### [EXERCISE MATERIALS]
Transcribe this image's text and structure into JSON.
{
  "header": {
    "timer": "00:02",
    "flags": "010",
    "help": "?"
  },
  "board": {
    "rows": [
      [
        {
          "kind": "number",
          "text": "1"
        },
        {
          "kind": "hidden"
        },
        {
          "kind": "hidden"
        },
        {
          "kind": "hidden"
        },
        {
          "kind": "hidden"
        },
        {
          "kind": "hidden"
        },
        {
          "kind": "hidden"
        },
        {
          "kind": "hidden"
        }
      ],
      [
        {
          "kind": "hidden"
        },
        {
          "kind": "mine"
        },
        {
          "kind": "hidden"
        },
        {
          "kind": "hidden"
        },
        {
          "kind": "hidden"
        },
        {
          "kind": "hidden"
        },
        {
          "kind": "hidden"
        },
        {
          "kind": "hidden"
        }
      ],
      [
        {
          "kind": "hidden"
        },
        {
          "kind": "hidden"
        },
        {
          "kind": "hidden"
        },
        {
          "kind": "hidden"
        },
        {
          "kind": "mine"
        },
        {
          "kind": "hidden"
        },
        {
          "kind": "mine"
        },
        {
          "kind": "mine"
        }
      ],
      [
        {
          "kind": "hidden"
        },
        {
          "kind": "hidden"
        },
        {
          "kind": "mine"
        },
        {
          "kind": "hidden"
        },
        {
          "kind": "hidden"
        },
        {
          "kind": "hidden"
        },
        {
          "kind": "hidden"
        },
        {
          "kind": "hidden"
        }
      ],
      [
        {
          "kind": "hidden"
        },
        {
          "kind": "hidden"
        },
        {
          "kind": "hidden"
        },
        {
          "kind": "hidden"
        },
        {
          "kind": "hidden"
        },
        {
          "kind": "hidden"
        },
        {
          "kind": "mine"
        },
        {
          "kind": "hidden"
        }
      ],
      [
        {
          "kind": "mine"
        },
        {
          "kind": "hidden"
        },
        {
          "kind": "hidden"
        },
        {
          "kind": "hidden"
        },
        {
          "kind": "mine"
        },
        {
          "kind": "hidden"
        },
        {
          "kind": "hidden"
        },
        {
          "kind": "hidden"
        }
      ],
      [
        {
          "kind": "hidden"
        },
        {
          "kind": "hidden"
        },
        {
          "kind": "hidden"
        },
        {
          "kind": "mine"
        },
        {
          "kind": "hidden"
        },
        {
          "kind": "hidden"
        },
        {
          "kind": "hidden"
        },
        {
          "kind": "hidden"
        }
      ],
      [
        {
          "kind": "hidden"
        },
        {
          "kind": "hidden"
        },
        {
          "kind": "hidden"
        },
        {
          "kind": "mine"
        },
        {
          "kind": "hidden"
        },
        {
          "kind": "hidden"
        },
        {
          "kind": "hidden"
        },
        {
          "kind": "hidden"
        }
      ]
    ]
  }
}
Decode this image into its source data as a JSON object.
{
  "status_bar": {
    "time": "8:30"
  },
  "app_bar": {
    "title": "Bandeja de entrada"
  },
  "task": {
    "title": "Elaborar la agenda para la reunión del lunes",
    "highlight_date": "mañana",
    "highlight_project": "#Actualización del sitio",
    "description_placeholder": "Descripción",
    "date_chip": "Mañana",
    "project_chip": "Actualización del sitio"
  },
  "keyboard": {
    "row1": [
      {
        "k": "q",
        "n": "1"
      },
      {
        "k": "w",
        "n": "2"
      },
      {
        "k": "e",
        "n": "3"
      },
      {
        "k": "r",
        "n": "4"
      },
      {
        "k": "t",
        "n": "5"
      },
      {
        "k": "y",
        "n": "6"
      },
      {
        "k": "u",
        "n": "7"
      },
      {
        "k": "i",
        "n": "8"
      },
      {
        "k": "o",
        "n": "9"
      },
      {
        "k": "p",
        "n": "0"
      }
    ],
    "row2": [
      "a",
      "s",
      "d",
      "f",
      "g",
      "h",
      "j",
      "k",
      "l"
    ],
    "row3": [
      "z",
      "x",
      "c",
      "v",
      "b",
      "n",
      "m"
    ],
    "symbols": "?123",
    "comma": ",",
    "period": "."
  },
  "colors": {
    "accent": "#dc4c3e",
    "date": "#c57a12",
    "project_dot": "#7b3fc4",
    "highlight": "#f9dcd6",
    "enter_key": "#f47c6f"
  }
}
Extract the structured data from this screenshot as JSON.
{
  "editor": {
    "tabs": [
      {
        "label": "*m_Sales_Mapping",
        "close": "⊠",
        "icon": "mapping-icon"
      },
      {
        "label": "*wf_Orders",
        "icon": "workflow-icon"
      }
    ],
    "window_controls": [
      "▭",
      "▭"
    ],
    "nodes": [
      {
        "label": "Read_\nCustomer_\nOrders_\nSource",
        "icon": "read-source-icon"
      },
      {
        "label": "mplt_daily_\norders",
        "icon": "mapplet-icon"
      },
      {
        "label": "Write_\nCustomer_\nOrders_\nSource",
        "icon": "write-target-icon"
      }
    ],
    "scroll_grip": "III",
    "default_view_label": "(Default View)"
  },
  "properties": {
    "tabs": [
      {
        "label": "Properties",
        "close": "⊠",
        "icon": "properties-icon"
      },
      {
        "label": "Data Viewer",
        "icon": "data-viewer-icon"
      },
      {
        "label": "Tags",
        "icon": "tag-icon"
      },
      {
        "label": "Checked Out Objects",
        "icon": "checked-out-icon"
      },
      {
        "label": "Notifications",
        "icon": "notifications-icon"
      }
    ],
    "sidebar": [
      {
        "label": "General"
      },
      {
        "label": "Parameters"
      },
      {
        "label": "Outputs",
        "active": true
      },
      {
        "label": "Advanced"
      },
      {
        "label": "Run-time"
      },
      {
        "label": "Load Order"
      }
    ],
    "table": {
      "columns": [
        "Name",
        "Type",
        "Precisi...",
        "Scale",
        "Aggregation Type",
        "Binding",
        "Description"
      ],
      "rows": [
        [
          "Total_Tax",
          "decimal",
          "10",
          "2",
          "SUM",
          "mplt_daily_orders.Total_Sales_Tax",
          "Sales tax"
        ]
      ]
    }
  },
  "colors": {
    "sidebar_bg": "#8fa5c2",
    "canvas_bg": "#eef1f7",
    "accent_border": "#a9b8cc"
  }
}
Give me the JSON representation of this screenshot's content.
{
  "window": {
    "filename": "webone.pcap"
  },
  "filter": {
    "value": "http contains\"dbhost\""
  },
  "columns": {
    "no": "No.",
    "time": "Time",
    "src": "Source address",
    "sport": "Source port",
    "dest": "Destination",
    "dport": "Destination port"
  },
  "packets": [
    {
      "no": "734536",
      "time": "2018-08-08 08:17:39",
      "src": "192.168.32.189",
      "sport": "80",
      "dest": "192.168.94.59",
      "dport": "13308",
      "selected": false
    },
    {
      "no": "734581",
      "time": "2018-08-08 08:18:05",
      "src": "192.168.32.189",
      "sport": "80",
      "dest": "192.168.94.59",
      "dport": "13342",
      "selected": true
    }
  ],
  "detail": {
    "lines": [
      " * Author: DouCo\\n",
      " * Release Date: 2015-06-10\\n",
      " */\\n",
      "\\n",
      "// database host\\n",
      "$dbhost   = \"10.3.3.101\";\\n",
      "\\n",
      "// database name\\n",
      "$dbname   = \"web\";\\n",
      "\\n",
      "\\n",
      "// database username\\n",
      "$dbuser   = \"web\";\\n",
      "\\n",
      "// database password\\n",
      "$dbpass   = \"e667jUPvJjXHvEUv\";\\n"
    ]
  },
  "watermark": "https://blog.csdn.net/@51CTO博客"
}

### [DIRECTION]
Output all records verbatim.

### [REPLY TO THE EXERCISE]
Transcribe this image's text and structure into JSON.
{
  "header": {
    "timer": "00:02",
    "flags": "010",
    "help": "?"
  },
  "board": {
    "rows": [
      [
        {
          "kind": "number",
          "text": "1"
        },
        {
          "kind": "hidden"
        },
        {
          "kind": "hidden"
        },
        {
          "kind": "hidden"
        },
        {
          "kind": "hidden"
        },
        {
          "kind": "hidden"
        },
        {
          "kind": "hidden"
        },
        {
          "kind": "hidden"
        }
      ],
      [
        {
          "kind": "hidden"
        },
        {
          "kind": "mine"
        },
        {
          "kind": "hidden"
        },
        {
          "kind": "hidden"
        },
        {
          "kind": "hidden"
        },
        {
          "kind": "hidden"
        },
        {
          "kind": "hidden"
        },
        {
          "kind": "hidden"
        }
      ],
      [
        {
          "kind": "hidden"
        },
        {
          "kind": "hidden"
        },
        {
          "kind": "hidden"
        },
        {
          "kind": "hidden"
        },
        {
          "kind": "mine"
        },
        {
          "kind": "hidden"
        },
        {
          "kind": "mine"
        },
        {
          "kind": "mine"
        }
      ],
      [
        {
          "kind": "hidden"
        },
        {
          "kind": "hidden"
        },
        {
          "kind": "mine"
        },
        {
          "kind": "hidden"
        },
        {
          "kind": "hidden"
        },
        {
          "kind": "hidden"
        },
        {
          "kind": "hidden"
        },
        {
          "kind": "hidden"
        }
      ],
      [
        {
          "kind": "hidden"
        },
        {
          "kind": "hidden"
        },
        {
          "kind": "hidden"
        },
        {
          "kind": "hidden"
        },
        {
          "kind": "hidden"
        },
        {
          "kind": "hidden"
        },
        {
          "kind": "mine"
        },
        {
          "kind": "hidden"
        }
      ],
      [
        {
          "kind": "mine"
        },
        {
          "kind": "hidden"
        },
        {
          "kind": "hidden"
        },
        {
          "kind": "hidden"
        },
        {
          "kind": "mine"
        },
        {
          "kind": "hidden"
        },
        {
          "kind": "hidden"
        },
        {
          "kind": "hidden"
        }
      ],
      [
        {
          "kind": "hidden"
        },
        {
          "kind": "hidden"
        },
        {
          "kind": "hidden"
        },
        {
          "kind": "mine"
        },
        {
          "kind": "hidden"
        },
        {
          "kind": "hidden"
        },
        {
          "kind": "hidden"
        },
        {
          "kind": "hidden"
        }
      ],
      [
        {
          "kind": "hidden"
        },
        {
          "kind": "hidden"
        },
        {
          "kind": "hidden"
        },
        {
          "kind": "mine"
        },
        {
          "kind": "hidden"
        },
        {
          "kind": "hidden"
        },
        {
          "kind": "hidden"
        },
        {
          "kind": "hidden"
        }
      ]
    ]
  }
}
Decode this image into its source data as a JSON object.
{
  "status_bar": {
    "time": "8:30"
  },
  "app_bar": {
    "title": "Bandeja de entrada"
  },
  "task": {
    "title": "Elaborar la agenda para la reunión del lunes",
    "highlight_date": "mañana",
    "highlight_project": "#Actualización del sitio",
    "description_placeholder": "Descripción",
    "date_chip": "Mañana",
    "project_chip": "Actualización del sitio"
  },
  "keyboard": {
    "row1": [
      {
        "k": "q",
        "n": "1"
      },
      {
        "k": "w",
        "n": "2"
      },
      {
        "k": "e",
        "n": "3"
      },
      {
        "k": "r",
        "n": "4"
      },
      {
        "k": "t",
        "n": "5"
      },
      {
        "k": "y",
        "n": "6"
      },
      {
        "k": "u",
        "n": "7"
      },
      {
        "k": "i",
        "n": "8"
      },
      {
        "k": "o",
        "n": "9"
      },
      {
        "k": "p",
        "n": "0"
      }
    ],
    "row2": [
      "a",
      "s",
      "d",
      "f",
      "g",
      "h",
      "j",
      "k",
      "l"
    ],
    "row3": [
      "z",
      "x",
      "c",
      "v",
      "b",
      "n",
      "m"
    ],
    "symbols": "?123",
    "comma": ",",
    "period": "."
  },
  "colors": {
    "accent": "#dc4c3e",
    "date": "#c57a12",
    "project_dot": "#7b3fc4",
    "highlight": "#f9dcd6",
    "enter_key": "#f47c6f"
  }
}
Extract the structured data from this screenshot as JSON.
{
  "editor": {
    "tabs": [
      {
        "label": "*m_Sales_Mapping",
        "close": "⊠",
        "icon": "mapping-icon"
      },
      {
        "label": "*wf_Orders",
        "icon": "workflow-icon"
      }
    ],
    "window_controls": [
      "▭",
      "▭"
    ],
    "nodes": [
      {
        "label": "Read_\nCustomer_\nOrders_\nSource",
        "icon": "read-source-icon"
      },
      {
        "label": "mplt_daily_\norders",
        "icon": "mapplet-icon"
      },
      {
        "label": "Write_\nCustomer_\nOrders_\nSource",
        "icon": "write-target-icon"
      }
    ],
    "scroll_grip": "III",
    "default_view_label": "(Default View)"
  },
  "properties": {
    "tabs": [
      {
        "label": "Properties",
        "close": "⊠",
        "icon": "properties-icon"
      },
      {
        "label": "Data Viewer",
        "icon": "data-viewer-icon"
      },
      {
        "label": "Tags",
        "icon": "tag-icon"
      },
      {
        "label": "Checked Out Objects",
        "icon": "checked-out-icon"
      },
      {
        "label": "Notifications",
        "icon": "notifications-icon"
      }
    ],
    "sidebar": [
      {
        "label": "General"
      },
      {
        "label": "Parameters"
      },
      {
        "label": "Outputs",
        "active": true
      },
      {
        "label": "Advanced"
      },
      {
        "label": "Run-time"
      },
      {
        "label": "Load Order"
      }
    ],
    "table": {
      "columns": [
        "Name",
        "Type",
        "Precisi...",
        "Scale",
        "Aggregation Type",
        "Binding",
        "Description"
      ],
      "rows": [
        [
          "Total_Tax",
          "decimal",
          "10",
          "2",
          "SUM",
          "mplt_daily_orders.Total_Sales_Tax",
          "Sales tax"
        ]
      ]
    }
  },
  "colors": {
    "sidebar_bg": "#8fa5c2",
    "canvas_bg": "#eef1f7",
    "accent_border": "#a9b8cc"
  }
}
Give me the JSON representation of this screenshot's content.
{
  "window": {
    "filename": "webone.pcap"
  },
  "filter": {
    "value": "http contains\"dbhost\""
  },
  "columns": {
    "no": "No.",
    "time": "Time",
    "src": "Source address",
    "sport": "Source port",
    "dest": "Destination",
    "dport": "Destination port"
  },
  "packets": [
    {
      "no": "734536",
      "time": "2018-08-08 08:17:39",
      "src": "192.168.32.189",
      "sport": "80",
      "dest": "192.168.94.59",
      "dport": "13308",
      "selected": false
    },
    {
      "no": "734581",
      "time": "2018-08-08 08:18:05",
      "src": "192.168.32.189",
      "sport": "80",
      "dest": "192.168.94.59",
      "dport": "13342",
      "selected": true
    }
  ],
  "detail": {
    "lines": [
      " * Author: DouCo\\n",
      " * Release Date: 2015-06-10\\n",
      " */\\n",
      "\\n",
      "// database host\\n",
      "$dbhost   = \"10.3.3.101\";\\n",
      "\\n",
      "// database name\\n",
      "$dbname   = \"web\";\\n",
      "\\n",
      "\\n",
      "// database username\\n",
      "$dbuser   = \"web\";\\n",
      "\\n",
      "// database password\\n",
      "$dbpass   = \"e667jUPvJjXHvEUv\";\\n"
    ]
  },
  "watermark": "https://blog.csdn.net/@51CTO博客"
}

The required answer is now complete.